* [Description of the task]: Exactly reproduce the lines that follow.

* [Record list]:
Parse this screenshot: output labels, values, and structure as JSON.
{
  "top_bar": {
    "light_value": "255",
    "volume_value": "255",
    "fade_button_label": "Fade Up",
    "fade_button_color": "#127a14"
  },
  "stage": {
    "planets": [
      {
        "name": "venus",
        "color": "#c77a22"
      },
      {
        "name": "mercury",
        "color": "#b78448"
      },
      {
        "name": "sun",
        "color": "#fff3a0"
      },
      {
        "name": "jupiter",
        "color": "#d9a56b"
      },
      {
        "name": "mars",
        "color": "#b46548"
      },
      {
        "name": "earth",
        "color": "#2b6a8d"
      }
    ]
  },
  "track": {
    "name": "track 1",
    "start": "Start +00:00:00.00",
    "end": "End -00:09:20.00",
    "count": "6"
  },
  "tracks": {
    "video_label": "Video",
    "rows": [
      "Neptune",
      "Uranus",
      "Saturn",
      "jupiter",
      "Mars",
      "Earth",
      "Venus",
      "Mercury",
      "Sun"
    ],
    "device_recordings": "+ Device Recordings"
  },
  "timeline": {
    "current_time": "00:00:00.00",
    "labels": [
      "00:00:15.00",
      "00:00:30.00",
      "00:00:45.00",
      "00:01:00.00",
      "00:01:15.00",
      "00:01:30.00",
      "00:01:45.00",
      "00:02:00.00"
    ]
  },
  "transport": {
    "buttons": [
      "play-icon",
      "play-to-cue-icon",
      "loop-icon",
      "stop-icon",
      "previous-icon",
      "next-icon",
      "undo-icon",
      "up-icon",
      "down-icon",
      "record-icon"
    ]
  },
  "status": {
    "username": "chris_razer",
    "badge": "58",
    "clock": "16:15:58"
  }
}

* [Solution]:
Parse this screenshot: output labels, values, and structure as JSON.
{
  "top_bar": {
    "light_value": "255",
    "volume_value": "255",
    "fade_button_label": "Fade Up",
    "fade_button_color": "#127a14"
  },
  "stage": {
    "planets": [
      {
        "name": "venus",
        "color": "#c77a22"
      },
      {
        "name": "mercury",
        "color": "#b78448"
      },
      {
        "name": "sun",
        "color": "#fff3a0"
      },
      {
        "name": "jupiter",
        "color": "#d9a56b"
      },
      {
        "name": "mars",
        "color": "#b46548"
      },
      {
        "name": "earth",
        "color": "#2b6a8d"
      }
    ]
  },
  "track": {
    "name": "track 1",
    "start": "Start +00:00:00.00",
    "end": "End -00:09:20.00",
    "count": "6"
  },
  "tracks": {
    "video_label": "Video",
    "rows": [
      "Neptune",
      "Uranus",
      "Saturn",
      "jupiter",
      "Mars",
      "Earth",
      "Venus",
      "Mercury",
      "Sun"
    ],
    "device_recordings": "+ Device Recordings"
  },
  "timeline": {
    "current_time": "00:00:00.00",
    "labels": [
      "00:00:15.00",
      "00:00:30.00",
      "00:00:45.00",
      "00:01:00.00",
      "00:01:15.00",
      "00:01:30.00",
      "00:01:45.00",
      "00:02:00.00"
    ]
  },
  "transport": {
    "buttons": [
      "play-icon",
      "play-to-cue-icon",
      "loop-icon",
      "stop-icon",
      "previous-icon",
      "next-icon",
      "undo-icon",
      "up-icon",
      "down-icon",
      "record-icon"
    ]
  },
  "status": {
    "username": "chris_razer",
    "badge": "58",
    "clock": "16:15:58"
  }
}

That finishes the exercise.